--- Set exercise ---
Count how many lines of the material hold "desc". Respond with that number alone.

--- Data listing ---
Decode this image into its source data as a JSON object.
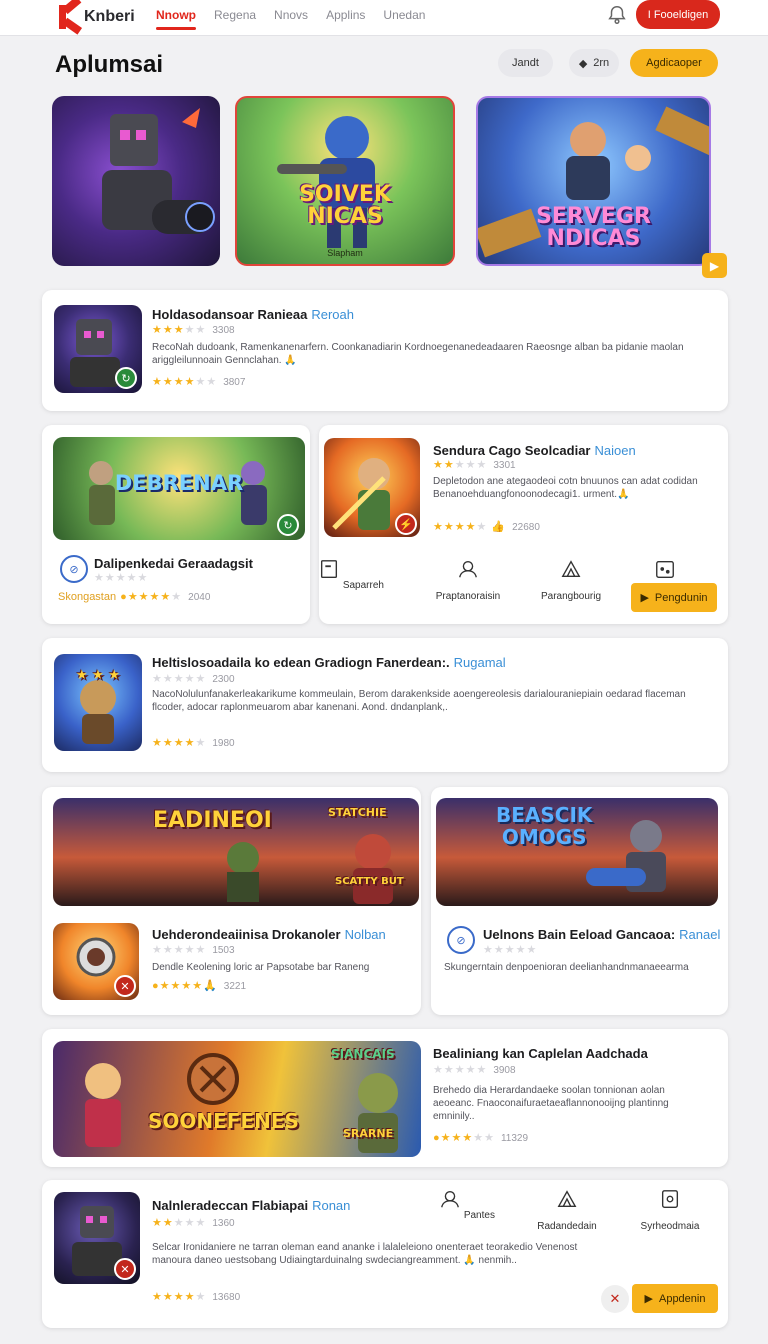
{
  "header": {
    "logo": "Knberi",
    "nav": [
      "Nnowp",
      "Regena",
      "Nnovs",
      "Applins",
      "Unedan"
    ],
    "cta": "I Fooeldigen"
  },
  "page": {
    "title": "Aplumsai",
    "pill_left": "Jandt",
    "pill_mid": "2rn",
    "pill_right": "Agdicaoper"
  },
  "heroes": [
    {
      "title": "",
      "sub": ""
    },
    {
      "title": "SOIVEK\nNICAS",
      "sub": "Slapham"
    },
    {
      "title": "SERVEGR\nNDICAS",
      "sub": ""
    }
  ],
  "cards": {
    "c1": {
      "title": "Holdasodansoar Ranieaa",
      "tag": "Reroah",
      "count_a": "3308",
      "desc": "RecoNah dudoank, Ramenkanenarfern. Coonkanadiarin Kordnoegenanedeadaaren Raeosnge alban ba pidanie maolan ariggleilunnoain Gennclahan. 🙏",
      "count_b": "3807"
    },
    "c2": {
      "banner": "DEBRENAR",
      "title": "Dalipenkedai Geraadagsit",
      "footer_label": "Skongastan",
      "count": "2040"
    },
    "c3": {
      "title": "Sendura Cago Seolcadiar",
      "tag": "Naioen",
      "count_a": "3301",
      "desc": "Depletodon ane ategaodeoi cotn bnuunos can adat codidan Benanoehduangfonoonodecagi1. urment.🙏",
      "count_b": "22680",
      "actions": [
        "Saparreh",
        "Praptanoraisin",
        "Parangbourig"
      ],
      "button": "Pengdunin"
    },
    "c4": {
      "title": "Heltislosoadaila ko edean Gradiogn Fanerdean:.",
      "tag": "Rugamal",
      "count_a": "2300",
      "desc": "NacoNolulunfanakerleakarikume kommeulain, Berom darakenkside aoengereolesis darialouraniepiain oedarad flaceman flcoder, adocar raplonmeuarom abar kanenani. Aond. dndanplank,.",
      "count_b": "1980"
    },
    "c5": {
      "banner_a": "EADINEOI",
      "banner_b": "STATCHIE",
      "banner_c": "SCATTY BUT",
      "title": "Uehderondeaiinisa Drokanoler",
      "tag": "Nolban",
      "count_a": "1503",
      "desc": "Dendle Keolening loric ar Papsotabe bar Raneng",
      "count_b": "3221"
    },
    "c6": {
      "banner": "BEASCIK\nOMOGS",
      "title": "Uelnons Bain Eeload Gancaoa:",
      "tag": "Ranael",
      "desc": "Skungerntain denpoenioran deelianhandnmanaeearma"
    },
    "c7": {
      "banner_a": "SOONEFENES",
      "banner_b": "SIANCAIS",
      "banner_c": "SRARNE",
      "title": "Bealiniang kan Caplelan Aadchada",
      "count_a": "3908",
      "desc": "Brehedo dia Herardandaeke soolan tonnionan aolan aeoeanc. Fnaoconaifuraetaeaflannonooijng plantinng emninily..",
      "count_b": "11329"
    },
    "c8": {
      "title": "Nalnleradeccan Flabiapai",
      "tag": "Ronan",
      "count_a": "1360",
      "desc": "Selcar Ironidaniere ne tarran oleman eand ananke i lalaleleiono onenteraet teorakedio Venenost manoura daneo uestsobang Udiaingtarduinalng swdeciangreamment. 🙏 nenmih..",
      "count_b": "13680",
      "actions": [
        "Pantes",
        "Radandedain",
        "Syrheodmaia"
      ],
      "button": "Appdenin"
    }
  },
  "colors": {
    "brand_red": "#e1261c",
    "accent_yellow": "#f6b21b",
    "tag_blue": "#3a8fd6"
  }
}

--- Answer for this exercise ---
7